**EXERCISE GOAL**
Every record below needs to be retyped exactly as it appears.

**DATA RECORDS**
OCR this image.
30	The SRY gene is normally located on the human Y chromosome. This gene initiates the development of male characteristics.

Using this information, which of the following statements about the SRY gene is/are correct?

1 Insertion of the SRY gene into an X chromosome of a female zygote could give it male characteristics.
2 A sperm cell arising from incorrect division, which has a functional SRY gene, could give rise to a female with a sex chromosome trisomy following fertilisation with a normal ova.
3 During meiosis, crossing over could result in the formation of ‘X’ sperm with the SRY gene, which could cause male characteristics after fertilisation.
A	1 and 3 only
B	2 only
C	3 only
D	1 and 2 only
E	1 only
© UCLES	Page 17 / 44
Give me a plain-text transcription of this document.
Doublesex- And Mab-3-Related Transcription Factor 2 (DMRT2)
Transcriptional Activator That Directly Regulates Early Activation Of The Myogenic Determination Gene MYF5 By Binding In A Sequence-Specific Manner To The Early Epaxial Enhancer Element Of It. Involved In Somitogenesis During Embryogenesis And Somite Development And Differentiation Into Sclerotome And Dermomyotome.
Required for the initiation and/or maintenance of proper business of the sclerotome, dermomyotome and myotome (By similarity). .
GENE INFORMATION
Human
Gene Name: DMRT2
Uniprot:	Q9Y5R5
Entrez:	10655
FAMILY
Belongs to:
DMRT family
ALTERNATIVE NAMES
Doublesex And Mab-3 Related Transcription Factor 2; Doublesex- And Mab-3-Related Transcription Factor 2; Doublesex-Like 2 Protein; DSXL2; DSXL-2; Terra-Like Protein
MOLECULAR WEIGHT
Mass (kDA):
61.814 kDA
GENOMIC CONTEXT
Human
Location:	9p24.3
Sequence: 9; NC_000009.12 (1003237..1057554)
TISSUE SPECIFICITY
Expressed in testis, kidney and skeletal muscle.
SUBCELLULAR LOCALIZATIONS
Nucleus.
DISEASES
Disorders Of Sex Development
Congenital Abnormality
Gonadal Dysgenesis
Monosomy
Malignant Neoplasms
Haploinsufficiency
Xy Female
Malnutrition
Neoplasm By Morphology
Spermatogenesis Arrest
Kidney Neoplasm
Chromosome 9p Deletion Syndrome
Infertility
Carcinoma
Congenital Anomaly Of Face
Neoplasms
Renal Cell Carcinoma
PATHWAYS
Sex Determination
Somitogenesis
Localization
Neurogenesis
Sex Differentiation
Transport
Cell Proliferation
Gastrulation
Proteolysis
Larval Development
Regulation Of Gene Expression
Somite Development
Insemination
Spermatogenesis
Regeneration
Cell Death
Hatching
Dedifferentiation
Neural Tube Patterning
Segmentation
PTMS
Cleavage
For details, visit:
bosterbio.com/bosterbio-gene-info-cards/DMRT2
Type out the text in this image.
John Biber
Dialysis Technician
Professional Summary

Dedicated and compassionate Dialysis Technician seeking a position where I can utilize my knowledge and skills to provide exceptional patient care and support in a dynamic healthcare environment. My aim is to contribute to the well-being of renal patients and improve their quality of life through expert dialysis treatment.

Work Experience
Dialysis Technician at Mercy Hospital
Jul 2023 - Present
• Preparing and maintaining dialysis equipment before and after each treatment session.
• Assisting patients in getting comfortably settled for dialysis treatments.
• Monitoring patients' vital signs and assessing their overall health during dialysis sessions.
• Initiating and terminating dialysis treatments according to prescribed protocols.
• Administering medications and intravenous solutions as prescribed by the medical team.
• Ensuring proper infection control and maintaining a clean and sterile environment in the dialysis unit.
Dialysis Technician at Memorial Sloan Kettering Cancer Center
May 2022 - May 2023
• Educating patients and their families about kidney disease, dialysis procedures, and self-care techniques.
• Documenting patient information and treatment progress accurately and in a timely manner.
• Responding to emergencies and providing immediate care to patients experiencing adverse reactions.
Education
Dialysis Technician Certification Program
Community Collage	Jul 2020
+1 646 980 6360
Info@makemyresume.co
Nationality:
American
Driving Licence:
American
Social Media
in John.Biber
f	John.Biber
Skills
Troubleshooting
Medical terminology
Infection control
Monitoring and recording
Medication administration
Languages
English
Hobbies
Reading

**REPLY**
OCR this image.
30	The SRY gene is normally located on the human Y chromosome. This gene initiates the development of male characteristics.

Using this information, which of the following statements about the SRY gene is/are correct?

1 Insertion of the SRY gene into an X chromosome of a female zygote could give it male characteristics.
2 A sperm cell arising from incorrect division, which has a functional SRY gene, could give rise to a female with a sex chromosome trisomy following fertilisation with a normal ova.
3 During meiosis, crossing over could result in the formation of ‘X’ sperm with the SRY gene, which could cause male characteristics after fertilisation.
A	1 and 3 only
B	2 only
C	3 only
D	1 and 2 only
E	1 only
© UCLES	Page 17 / 44
Give me a plain-text transcription of this document.
Doublesex- And Mab-3-Related Transcription Factor 2 (DMRT2)
Transcriptional Activator That Directly Regulates Early Activation Of The Myogenic Determination Gene MYF5 By Binding In A Sequence-Specific Manner To The Early Epaxial Enhancer Element Of It. Involved In Somitogenesis During Embryogenesis And Somite Development And Differentiation Into Sclerotome And Dermomyotome.
Required for the initiation and/or maintenance of proper business of the sclerotome, dermomyotome and myotome (By similarity). .
GENE INFORMATION
Human
Gene Name: DMRT2
Uniprot:	Q9Y5R5
Entrez:	10655
FAMILY
Belongs to:
DMRT family
ALTERNATIVE NAMES
Doublesex And Mab-3 Related Transcription Factor 2; Doublesex- And Mab-3-Related Transcription Factor 2; Doublesex-Like 2 Protein; DSXL2; DSXL-2; Terra-Like Protein
MOLECULAR WEIGHT
Mass (kDA):
61.814 kDA
GENOMIC CONTEXT
Human
Location:	9p24.3
Sequence: 9; NC_000009.12 (1003237..1057554)
TISSUE SPECIFICITY
Expressed in testis, kidney and skeletal muscle.
SUBCELLULAR LOCALIZATIONS
Nucleus.
DISEASES
Disorders Of Sex Development
Congenital Abnormality
Gonadal Dysgenesis
Monosomy
Malignant Neoplasms
Haploinsufficiency
Xy Female
Malnutrition
Neoplasm By Morphology
Spermatogenesis Arrest
Kidney Neoplasm
Chromosome 9p Deletion Syndrome
Infertility
Carcinoma
Congenital Anomaly Of Face
Neoplasms
Renal Cell Carcinoma
PATHWAYS
Sex Determination
Somitogenesis
Localization
Neurogenesis
Sex Differentiation
Transport
Cell Proliferation
Gastrulation
Proteolysis
Larval Development
Regulation Of Gene Expression
Somite Development
Insemination
Spermatogenesis
Regeneration
Cell Death
Hatching
Dedifferentiation
Neural Tube Patterning
Segmentation
PTMS
Cleavage
For details, visit:
bosterbio.com/bosterbio-gene-info-cards/DMRT2
Type out the text in this image.
John Biber
Dialysis Technician
Professional Summary

Dedicated and compassionate Dialysis Technician seeking a position where I can utilize my knowledge and skills to provide exceptional patient care and support in a dynamic healthcare environment. My aim is to contribute to the well-being of renal patients and improve their quality of life through expert dialysis treatment.

Work Experience
Dialysis Technician at Mercy Hospital
Jul 2023 - Present
• Preparing and maintaining dialysis equipment before and after each treatment session.
• Assisting patients in getting comfortably settled for dialysis treatments.
• Monitoring patients' vital signs and assessing their overall health during dialysis sessions.
• Initiating and terminating dialysis treatments according to prescribed protocols.
• Administering medications and intravenous solutions as prescribed by the medical team.
• Ensuring proper infection control and maintaining a clean and sterile environment in the dialysis unit.
Dialysis Technician at Memorial Sloan Kettering Cancer Center
May 2022 - May 2023
• Educating patients and their families about kidney disease, dialysis procedures, and self-care techniques.
• Documenting patient information and treatment progress accurately and in a timely manner.
• Responding to emergencies and providing immediate care to patients experiencing adverse reactions.
Education
Dialysis Technician Certification Program
Community Collage	Jul 2020
+1 646 980 6360
Info@makemyresume.co
Nationality:
American
Driving Licence:
American
Social Media
in John.Biber
f	John.Biber
Skills
Troubleshooting
Medical terminology
Infection control
Monitoring and recording
Medication administration
Languages
English
Hobbies
Reading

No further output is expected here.